▶ SCHRIFTELIJKE OPDRACHT A
Druk de opgeslagen vermeldingen ongewijzigd af, alles vanaf het begin tot en met de regel met "row-divider: [1098, 600, 1455, 602]".

======== TE LEZEN FRAGMENT ========

Ad 5: Ook op de in 1989 gesloten overeenkomsten zijn de in 1993 gedane uitlatingen van de Staatssecretaris met betrekking tot het premiedepot van toepassing.
(2.2) Het beroep van de inspecteur op fraus legis faalt, omdat de strekking van de wet inhoudt dat de vrijstelling toepassing kan vinden ingeval zoals te dezen voor de kapitaalverzekering geen koopsom wordt betaald.
(2.3) Indien alleen een koopsompolis was afgesloten, had een hogere uitkering kunnen worden bedongen.
Door de inspecteur:
(3.1) De twee overeenkomsten moeten onder saldering van de geldstromen in samenhang worden bezien.
(3.2) De onderhavige situatie is niet op één lijn te stellen met een premiedepot, waarbij in wezen een spaarrekening bij de verzekeraar wordt aangehouden met een intentie- verklaring.
(3.3) Het omstreden belastingbedrag is gering, maar het gaat om een proefprocedure die specifiek alleen met betrekking tot de vermogensbelasting is aangespannen.

========

▶ SCHRIFTELIJKE OPDRACHT B
Ga verder met het fragment over het belastinggeschil rond de kapitaalverzekering en het premiedepot, direct na de laatste zin ervan.

======== UITGELICHTE VERMELDINGEN ========

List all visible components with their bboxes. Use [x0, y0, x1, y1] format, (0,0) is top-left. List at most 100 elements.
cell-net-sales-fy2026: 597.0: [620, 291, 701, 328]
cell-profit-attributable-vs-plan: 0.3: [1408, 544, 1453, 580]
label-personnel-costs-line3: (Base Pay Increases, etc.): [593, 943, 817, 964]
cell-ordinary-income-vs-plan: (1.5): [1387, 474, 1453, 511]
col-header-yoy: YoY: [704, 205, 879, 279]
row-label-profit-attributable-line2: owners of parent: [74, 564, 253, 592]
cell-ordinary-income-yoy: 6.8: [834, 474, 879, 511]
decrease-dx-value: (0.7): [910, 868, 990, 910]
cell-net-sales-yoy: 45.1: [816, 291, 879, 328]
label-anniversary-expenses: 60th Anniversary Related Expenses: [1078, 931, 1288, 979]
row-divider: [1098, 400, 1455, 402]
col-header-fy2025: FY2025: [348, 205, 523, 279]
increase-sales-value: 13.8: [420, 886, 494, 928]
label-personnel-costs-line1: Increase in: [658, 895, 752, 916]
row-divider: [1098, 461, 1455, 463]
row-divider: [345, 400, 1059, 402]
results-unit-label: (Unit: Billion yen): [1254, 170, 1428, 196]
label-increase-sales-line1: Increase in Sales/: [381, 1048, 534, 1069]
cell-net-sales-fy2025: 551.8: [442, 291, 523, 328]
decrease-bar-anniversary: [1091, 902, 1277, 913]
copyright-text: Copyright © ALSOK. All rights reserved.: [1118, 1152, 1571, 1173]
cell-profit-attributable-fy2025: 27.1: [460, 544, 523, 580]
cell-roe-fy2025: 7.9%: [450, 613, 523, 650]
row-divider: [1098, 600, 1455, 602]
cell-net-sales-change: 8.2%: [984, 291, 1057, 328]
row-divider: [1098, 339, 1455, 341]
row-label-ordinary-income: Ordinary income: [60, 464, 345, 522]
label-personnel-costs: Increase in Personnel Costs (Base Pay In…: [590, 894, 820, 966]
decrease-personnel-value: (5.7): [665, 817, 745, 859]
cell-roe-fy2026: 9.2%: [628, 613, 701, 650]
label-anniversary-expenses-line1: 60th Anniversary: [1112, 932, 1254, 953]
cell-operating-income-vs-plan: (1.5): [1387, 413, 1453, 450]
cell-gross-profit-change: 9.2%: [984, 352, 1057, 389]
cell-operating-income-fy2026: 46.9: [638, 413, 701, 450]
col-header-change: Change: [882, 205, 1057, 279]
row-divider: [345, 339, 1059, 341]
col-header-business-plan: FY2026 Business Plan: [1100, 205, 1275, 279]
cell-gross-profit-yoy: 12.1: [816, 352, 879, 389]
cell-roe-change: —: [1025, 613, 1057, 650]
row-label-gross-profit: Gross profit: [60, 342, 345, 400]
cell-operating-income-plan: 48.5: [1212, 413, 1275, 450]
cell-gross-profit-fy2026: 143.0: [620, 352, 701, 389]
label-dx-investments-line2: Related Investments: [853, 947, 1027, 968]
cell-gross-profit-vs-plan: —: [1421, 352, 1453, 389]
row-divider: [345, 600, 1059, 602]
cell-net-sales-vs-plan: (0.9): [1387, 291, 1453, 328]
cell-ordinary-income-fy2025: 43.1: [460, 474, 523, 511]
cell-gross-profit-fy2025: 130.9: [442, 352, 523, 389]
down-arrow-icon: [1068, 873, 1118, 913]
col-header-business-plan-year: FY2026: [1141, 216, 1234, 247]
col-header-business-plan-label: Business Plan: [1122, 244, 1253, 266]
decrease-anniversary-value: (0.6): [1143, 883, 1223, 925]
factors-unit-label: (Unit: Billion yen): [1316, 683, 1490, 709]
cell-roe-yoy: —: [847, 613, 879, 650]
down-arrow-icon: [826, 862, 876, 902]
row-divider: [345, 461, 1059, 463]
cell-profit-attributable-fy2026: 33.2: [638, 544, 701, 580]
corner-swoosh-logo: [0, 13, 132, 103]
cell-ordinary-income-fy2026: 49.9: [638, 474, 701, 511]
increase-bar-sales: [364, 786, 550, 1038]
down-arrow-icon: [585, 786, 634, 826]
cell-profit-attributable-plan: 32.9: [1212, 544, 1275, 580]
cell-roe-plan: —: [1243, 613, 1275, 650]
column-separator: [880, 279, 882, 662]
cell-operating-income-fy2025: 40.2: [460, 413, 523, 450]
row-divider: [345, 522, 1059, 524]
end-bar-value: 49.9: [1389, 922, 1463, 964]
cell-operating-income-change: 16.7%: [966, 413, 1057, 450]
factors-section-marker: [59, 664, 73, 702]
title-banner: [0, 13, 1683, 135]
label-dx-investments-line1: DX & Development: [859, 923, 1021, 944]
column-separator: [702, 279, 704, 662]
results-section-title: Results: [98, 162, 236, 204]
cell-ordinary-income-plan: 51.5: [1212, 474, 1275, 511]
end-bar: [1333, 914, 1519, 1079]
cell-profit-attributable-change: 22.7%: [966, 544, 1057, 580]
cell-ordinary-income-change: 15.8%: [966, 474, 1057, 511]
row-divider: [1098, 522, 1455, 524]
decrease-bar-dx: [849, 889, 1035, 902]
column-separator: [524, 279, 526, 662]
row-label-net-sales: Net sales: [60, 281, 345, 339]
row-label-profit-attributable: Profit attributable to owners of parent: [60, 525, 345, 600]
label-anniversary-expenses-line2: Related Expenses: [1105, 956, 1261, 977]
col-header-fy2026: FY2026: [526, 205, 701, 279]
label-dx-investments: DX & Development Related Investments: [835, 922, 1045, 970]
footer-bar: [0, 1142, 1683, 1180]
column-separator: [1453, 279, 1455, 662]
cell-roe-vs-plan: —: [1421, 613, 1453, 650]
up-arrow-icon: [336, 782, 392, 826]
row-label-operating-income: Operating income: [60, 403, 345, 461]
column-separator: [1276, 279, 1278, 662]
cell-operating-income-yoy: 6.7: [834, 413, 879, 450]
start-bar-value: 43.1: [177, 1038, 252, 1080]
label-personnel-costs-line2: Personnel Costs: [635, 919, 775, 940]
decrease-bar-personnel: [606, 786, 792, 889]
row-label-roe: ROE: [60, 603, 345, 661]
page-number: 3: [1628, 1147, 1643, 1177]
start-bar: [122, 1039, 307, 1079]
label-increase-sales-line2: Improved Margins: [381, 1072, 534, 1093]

========

▶ SCHRIFTELIJK ANTWOORD A
List all visible components with their bboxes. Use [x0, y0, x1, y1] format, (0,0) is top-left. List at most 100 elements.
cell-net-sales-fy2026: 597.0: [620, 291, 701, 328]
cell-profit-attributable-vs-plan: 0.3: [1408, 544, 1453, 580]
label-personnel-costs-line3: (Base Pay Increases, etc.): [593, 943, 817, 964]
cell-ordinary-income-vs-plan: (1.5): [1387, 474, 1453, 511]
col-header-yoy: YoY: [704, 205, 879, 279]
row-label-profit-attributable-line2: owners of parent: [74, 564, 253, 592]
cell-ordinary-income-yoy: 6.8: [834, 474, 879, 511]
decrease-dx-value: (0.7): [910, 868, 990, 910]
cell-net-sales-yoy: 45.1: [816, 291, 879, 328]
label-anniversary-expenses: 60th Anniversary Related Expenses: [1078, 931, 1288, 979]
row-divider: [1098, 400, 1455, 402]
col-header-fy2025: FY2025: [348, 205, 523, 279]
increase-sales-value: 13.8: [420, 886, 494, 928]
label-personnel-costs-line1: Increase in: [658, 895, 752, 916]
row-divider: [1098, 461, 1455, 463]
row-divider: [345, 400, 1059, 402]
results-unit-label: (Unit: Billion yen): [1254, 170, 1428, 196]
label-increase-sales-line1: Increase in Sales/: [381, 1048, 534, 1069]
cell-net-sales-fy2025: 551.8: [442, 291, 523, 328]
decrease-bar-anniversary: [1091, 902, 1277, 913]
copyright-text: Copyright © ALSOK. All rights reserved.: [1118, 1152, 1571, 1173]
cell-profit-attributable-fy2025: 27.1: [460, 544, 523, 580]
cell-roe-fy2025: 7.9%: [450, 613, 523, 650]
row-divider: [1098, 600, 1455, 602]

▶ SCHRIFTELIJK ANTWOORD B
(3.4) Hij betwijfelt of bij een pure koopsompolis een beduidend hogere uitkering had kunnen worden bedongen. Het is wenselijk de exacte uitkomst te onderzoeken;
Overwegende omtrent het geschil:
(4.1) Bij het afsluiten door belanghebbende van zijn kapitaal- en lijfrenteverzekeringen zijn twee overeenkomsten totstandgekomen.
(4.2) Tussen de overeenkomsten bestaat samenhang, onder meer omdat de overeenkomsten zijn afgesloten op basis van een "beschikbare koopsom" van f 100.000,-- en omdat de lijfrenteuitkeringen (afgezien van een te verwaarlozen verschil) gelijk zijn aan de premies die belanghebbende van 1 december 1990 tot en met 1 december 2000 voor de kapitaalverzekering moest voldoen. Belanghebbende heeft echter onweersproken aangevoerd, dat de twee overeenkomsten zonder verbindingsclausule zijn afgesloten, dat wil zeggen op condities die ook zouden hebben gegolden, indien de overeenkomsten niet in samenhang waren afgesloten.
(4.3) Uit de nader verstrekte inlichtingen blijkt dat belanghebbende ingeval hij tegen storting van een koopsom van f 100.000,-- een overeenkomstige kapitaalverzekering had afgesloten, een f 15.870,-- hogere verzekerde som van f 206.113,-- had kunnen bedingen.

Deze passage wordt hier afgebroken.